** start **

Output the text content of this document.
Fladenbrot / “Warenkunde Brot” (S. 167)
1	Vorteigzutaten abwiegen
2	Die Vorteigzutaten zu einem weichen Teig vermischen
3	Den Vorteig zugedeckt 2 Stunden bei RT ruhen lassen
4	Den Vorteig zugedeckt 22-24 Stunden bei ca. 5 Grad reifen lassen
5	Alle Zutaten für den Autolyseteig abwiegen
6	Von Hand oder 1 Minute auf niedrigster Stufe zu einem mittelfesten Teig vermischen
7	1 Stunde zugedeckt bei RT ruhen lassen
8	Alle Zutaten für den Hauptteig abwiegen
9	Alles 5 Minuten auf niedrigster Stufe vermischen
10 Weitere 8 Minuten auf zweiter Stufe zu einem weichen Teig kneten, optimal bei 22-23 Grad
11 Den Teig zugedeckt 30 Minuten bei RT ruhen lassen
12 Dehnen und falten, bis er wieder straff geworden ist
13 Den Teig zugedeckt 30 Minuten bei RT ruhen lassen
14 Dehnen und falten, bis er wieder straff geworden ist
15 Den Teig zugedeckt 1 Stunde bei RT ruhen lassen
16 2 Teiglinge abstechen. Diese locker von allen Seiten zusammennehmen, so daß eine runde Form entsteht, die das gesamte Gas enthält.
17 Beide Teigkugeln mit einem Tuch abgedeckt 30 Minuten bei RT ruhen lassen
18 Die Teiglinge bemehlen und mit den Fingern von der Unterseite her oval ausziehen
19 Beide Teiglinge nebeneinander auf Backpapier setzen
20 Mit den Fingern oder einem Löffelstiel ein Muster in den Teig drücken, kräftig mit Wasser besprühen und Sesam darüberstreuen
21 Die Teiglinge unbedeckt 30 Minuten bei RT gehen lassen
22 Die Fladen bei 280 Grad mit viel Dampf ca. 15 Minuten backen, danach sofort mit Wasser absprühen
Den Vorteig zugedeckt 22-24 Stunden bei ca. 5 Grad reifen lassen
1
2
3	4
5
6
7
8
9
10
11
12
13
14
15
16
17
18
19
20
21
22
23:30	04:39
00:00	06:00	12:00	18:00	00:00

** end **

#### What this task involves:
Among the records above, find each line holding the string "lassen" and pull it out.

#### Answer to the task:
3	Den Vorteig zugedeckt 2 Stunden bei RT ruhen lassen
4	Den Vorteig zugedeckt 22-24 Stunden bei ca. 5 Grad reifen lassen
7	1 Stunde zugedeckt bei RT ruhen lassen
11 Den Teig zugedeckt 30 Minuten bei RT ruhen lassen
13 Den Teig zugedeckt 30 Minuten bei RT ruhen lassen
15 Den Teig zugedeckt 1 Stunde bei RT ruhen lassen
17 Beide Teigkugeln mit einem Tuch abgedeckt 30 Minuten bei RT ruhen lassen
21 Die Teiglinge unbedeckt 30 Minuten bei RT gehen lassen
Den Vorteig zugedeckt 22-24 Stunden bei ca. 5 Grad reifen lassen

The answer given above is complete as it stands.